■ **Data for the task**

___

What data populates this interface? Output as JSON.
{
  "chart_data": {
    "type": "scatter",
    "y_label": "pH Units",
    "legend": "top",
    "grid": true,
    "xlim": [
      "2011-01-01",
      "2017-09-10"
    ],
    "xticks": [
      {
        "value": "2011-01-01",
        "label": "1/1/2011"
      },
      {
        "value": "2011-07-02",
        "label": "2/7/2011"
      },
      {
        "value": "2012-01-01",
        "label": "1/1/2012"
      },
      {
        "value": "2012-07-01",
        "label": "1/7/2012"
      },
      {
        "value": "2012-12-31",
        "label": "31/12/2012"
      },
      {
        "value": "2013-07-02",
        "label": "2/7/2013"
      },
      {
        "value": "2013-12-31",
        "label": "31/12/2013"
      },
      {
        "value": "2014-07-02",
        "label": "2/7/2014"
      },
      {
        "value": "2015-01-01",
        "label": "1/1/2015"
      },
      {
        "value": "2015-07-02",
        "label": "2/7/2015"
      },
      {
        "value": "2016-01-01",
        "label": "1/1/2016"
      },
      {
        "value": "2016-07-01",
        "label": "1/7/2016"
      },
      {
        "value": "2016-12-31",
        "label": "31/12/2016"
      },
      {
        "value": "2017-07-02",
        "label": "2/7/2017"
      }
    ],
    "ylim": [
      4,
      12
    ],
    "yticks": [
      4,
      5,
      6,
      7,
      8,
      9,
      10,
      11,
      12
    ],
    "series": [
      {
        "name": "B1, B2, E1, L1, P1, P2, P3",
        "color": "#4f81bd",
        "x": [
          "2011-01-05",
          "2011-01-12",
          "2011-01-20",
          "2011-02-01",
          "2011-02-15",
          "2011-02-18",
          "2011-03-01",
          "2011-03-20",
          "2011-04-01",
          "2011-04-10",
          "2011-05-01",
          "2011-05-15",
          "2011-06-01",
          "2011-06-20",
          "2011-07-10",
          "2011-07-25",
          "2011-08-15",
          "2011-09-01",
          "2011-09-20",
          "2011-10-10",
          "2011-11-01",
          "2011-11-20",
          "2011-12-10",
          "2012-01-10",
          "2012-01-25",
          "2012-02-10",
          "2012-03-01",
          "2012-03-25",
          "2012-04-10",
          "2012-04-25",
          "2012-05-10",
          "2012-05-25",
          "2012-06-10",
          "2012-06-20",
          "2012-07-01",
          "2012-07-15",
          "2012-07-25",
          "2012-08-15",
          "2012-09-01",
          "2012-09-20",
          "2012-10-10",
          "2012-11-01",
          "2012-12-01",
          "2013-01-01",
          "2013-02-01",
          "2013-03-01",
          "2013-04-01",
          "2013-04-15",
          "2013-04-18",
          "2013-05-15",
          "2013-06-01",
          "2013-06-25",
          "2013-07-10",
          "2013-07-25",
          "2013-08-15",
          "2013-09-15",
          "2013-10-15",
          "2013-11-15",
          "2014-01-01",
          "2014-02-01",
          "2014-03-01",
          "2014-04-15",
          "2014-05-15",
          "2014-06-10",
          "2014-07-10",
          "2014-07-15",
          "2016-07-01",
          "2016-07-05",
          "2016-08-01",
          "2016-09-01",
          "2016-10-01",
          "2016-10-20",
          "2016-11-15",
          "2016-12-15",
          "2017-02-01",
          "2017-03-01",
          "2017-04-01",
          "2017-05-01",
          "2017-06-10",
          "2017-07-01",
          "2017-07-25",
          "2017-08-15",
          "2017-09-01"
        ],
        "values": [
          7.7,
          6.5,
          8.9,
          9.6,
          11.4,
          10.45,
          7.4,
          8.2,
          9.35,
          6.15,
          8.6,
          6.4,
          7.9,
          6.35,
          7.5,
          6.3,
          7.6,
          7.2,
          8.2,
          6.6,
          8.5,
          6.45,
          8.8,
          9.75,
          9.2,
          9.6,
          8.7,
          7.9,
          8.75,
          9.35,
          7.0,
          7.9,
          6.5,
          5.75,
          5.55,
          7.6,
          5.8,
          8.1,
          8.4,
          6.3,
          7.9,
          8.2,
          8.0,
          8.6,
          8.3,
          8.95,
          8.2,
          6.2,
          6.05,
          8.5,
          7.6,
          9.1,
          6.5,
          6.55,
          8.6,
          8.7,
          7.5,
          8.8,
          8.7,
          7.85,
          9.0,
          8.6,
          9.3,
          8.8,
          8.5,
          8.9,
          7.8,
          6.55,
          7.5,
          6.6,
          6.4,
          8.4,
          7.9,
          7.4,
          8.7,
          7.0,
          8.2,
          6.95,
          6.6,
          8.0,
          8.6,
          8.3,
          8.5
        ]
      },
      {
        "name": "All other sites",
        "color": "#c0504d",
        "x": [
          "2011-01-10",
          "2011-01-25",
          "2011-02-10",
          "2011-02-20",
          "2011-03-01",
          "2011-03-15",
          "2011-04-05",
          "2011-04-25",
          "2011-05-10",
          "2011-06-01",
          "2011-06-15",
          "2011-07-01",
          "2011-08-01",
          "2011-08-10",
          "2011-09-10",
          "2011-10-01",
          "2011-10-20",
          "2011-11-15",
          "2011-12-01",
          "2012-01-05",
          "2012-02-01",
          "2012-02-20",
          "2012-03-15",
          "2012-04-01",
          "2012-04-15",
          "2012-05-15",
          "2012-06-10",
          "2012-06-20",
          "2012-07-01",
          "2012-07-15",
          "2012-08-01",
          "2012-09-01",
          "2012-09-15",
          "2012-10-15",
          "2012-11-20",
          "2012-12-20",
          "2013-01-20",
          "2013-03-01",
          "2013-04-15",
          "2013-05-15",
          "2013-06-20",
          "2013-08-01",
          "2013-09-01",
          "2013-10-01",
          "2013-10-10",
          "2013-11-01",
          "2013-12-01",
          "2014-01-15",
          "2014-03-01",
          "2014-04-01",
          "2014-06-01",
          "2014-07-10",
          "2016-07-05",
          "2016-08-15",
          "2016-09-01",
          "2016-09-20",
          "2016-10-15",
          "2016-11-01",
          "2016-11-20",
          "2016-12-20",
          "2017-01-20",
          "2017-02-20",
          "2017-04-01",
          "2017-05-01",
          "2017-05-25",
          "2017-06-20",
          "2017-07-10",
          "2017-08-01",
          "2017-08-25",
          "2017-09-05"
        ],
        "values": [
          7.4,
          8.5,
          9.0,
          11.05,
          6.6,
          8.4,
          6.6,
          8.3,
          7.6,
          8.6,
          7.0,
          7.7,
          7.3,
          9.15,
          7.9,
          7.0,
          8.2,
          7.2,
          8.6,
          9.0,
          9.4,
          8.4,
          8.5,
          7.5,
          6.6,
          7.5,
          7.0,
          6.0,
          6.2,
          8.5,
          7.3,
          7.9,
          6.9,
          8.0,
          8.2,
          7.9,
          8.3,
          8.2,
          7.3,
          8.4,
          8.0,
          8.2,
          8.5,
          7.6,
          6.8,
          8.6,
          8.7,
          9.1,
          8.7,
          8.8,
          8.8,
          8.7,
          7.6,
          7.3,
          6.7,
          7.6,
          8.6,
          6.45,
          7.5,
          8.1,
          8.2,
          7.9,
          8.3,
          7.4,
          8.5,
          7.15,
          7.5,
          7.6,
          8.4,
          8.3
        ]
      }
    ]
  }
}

___

■ **Your instructions**
Repeat the entries above exactly, leaving nothing out.

■ **Solution to this task**
What data populates this interface? Output as JSON.
{
  "chart_data": {
    "type": "scatter",
    "y_label": "pH Units",
    "legend": "top",
    "grid": true,
    "xlim": [
      "2011-01-01",
      "2017-09-10"
    ],
    "xticks": [
      {
        "value": "2011-01-01",
        "label": "1/1/2011"
      },
      {
        "value": "2011-07-02",
        "label": "2/7/2011"
      },
      {
        "value": "2012-01-01",
        "label": "1/1/2012"
      },
      {
        "value": "2012-07-01",
        "label": "1/7/2012"
      },
      {
        "value": "2012-12-31",
        "label": "31/12/2012"
      },
      {
        "value": "2013-07-02",
        "label": "2/7/2013"
      },
      {
        "value": "2013-12-31",
        "label": "31/12/2013"
      },
      {
        "value": "2014-07-02",
        "label": "2/7/2014"
      },
      {
        "value": "2015-01-01",
        "label": "1/1/2015"
      },
      {
        "value": "2015-07-02",
        "label": "2/7/2015"
      },
      {
        "value": "2016-01-01",
        "label": "1/1/2016"
      },
      {
        "value": "2016-07-01",
        "label": "1/7/2016"
      },
      {
        "value": "2016-12-31",
        "label": "31/12/2016"
      },
      {
        "value": "2017-07-02",
        "label": "2/7/2017"
      }
    ],
    "ylim": [
      4,
      12
    ],
    "yticks": [
      4,
      5,
      6,
      7,
      8,
      9,
      10,
      11,
      12
    ],
    "series": [
      {
        "name": "B1, B2, E1, L1, P1, P2, P3",
        "color": "#4f81bd",
        "x": [
          "2011-01-05",
          "2011-01-12",
          "2011-01-20",
          "2011-02-01",
          "2011-02-15",
          "2011-02-18",
          "2011-03-01",
          "2011-03-20",
          "2011-04-01",
          "2011-04-10",
          "2011-05-01",
          "2011-05-15",
          "2011-06-01",
          "2011-06-20",
          "2011-07-10",
          "2011-07-25",
          "2011-08-15",
          "2011-09-01",
          "2011-09-20",
          "2011-10-10",
          "2011-11-01",
          "2011-11-20",
          "2011-12-10",
          "2012-01-10",
          "2012-01-25",
          "2012-02-10",
          "2012-03-01",
          "2012-03-25",
          "2012-04-10",
          "2012-04-25",
          "2012-05-10",
          "2012-05-25",
          "2012-06-10",
          "2012-06-20",
          "2012-07-01",
          "2012-07-15",
          "2012-07-25",
          "2012-08-15",
          "2012-09-01",
          "2012-09-20",
          "2012-10-10",
          "2012-11-01",
          "2012-12-01",
          "2013-01-01",
          "2013-02-01",
          "2013-03-01",
          "2013-04-01",
          "2013-04-15",
          "2013-04-18",
          "2013-05-15",
          "2013-06-01",
          "2013-06-25",
          "2013-07-10",
          "2013-07-25",
          "2013-08-15",
          "2013-09-15",
          "2013-10-15",
          "2013-11-15",
          "2014-01-01",
          "2014-02-01",
          "2014-03-01",
          "2014-04-15",
          "2014-05-15",
          "2014-06-10",
          "2014-07-10",
          "2014-07-15",
          "2016-07-01",
          "2016-07-05",
          "2016-08-01",
          "2016-09-01",
          "2016-10-01",
          "2016-10-20",
          "2016-11-15",
          "2016-12-15",
          "2017-02-01",
          "2017-03-01",
          "2017-04-01",
          "2017-05-01",
          "2017-06-10",
          "2017-07-01",
          "2017-07-25",
          "2017-08-15",
          "2017-09-01"
        ],
        "values": [
          7.7,
          6.5,
          8.9,
          9.6,
          11.4,
          10.45,
          7.4,
          8.2,
          9.35,
          6.15,
          8.6,
          6.4,
          7.9,
          6.35,
          7.5,
          6.3,
          7.6,
          7.2,
          8.2,
          6.6,
          8.5,
          6.45,
          8.8,
          9.75,
          9.2,
          9.6,
          8.7,
          7.9,
          8.75,
          9.35,
          7.0,
          7.9,
          6.5,
          5.75,
          5.55,
          7.6,
          5.8,
          8.1,
          8.4,
          6.3,
          7.9,
          8.2,
          8.0,
          8.6,
          8.3,
          8.95,
          8.2,
          6.2,
          6.05,
          8.5,
          7.6,
          9.1,
          6.5,
          6.55,
          8.6,
          8.7,
          7.5,
          8.8,
          8.7,
          7.85,
          9.0,
          8.6,
          9.3,
          8.8,
          8.5,
          8.9,
          7.8,
          6.55,
          7.5,
          6.6,
          6.4,
          8.4,
          7.9,
          7.4,
          8.7,
          7.0,
          8.2,
          6.95,
          6.6,
          8.0,
          8.6,
          8.3,
          8.5
        ]
      },
      {
        "name": "All other sites",
        "color": "#c0504d",
        "x": [
          "2011-01-10",
          "2011-01-25",
          "2011-02-10",
          "2011-02-20",
          "2011-03-01",
          "2011-03-15",
          "2011-04-05",
          "2011-04-25",
          "2011-05-10",
          "2011-06-01",
          "2011-06-15",
          "2011-07-01",
          "2011-08-01",
          "2011-08-10",
          "2011-09-10",
          "2011-10-01",
          "2011-10-20",
          "2011-11-15",
          "2011-12-01",
          "2012-01-05",
          "2012-02-01",
          "2012-02-20",
          "2012-03-15",
          "2012-04-01",
          "2012-04-15",
          "2012-05-15",
          "2012-06-10",
          "2012-06-20",
          "2012-07-01",
          "2012-07-15",
          "2012-08-01",
          "2012-09-01",
          "2012-09-15",
          "2012-10-15",
          "2012-11-20",
          "2012-12-20",
          "2013-01-20",
          "2013-03-01",
          "2013-04-15",
          "2013-05-15",
          "2013-06-20",
          "2013-08-01",
          "2013-09-01",
          "2013-10-01",
          "2013-10-10",
          "2013-11-01",
          "2013-12-01",
          "2014-01-15",
          "2014-03-01",
          "2014-04-01",
          "2014-06-01",
          "2014-07-10",
          "2016-07-05",
          "2016-08-15",
          "2016-09-01",
          "2016-09-20",
          "2016-10-15",
          "2016-11-01",
          "2016-11-20",
          "2016-12-20",
          "2017-01-20",
          "2017-02-20",
          "2017-04-01",
          "2017-05-01",
          "2017-05-25",
          "2017-06-20",
          "2017-07-10",
          "2017-08-01",
          "2017-08-25",
          "2017-09-05"
        ],
        "values": [
          7.4,
          8.5,
          9.0,
          11.05,
          6.6,
          8.4,
          6.6,
          8.3,
          7.6,
          8.6,
          7.0,
          7.7,
          7.3,
          9.15,
          7.9,
          7.0,
          8.2,
          7.2,
          8.6,
          9.0,
          9.4,
          8.4,
          8.5,
          7.5,
          6.6,
          7.5,
          7.0,
          6.0,
          6.2,
          8.5,
          7.3,
          7.9,
          6.9,
          8.0,
          8.2,
          7.9,
          8.3,
          8.2,
          7.3,
          8.4,
          8.0,
          8.2,
          8.5,
          7.6,
          6.8,
          8.6,
          8.7,
          9.1,
          8.7,
          8.8,
          8.8,
          8.7,
          7.6,
          7.3,
          6.7,
          7.6,
          8.6,
          6.45,
          7.5,
          8.1,
          8.2,
          7.9,
          8.3,
          7.4,
          8.5,
          7.15,
          7.5,
          7.6,
          8.4,
          8.3
        ]
      }
    ]
  }
}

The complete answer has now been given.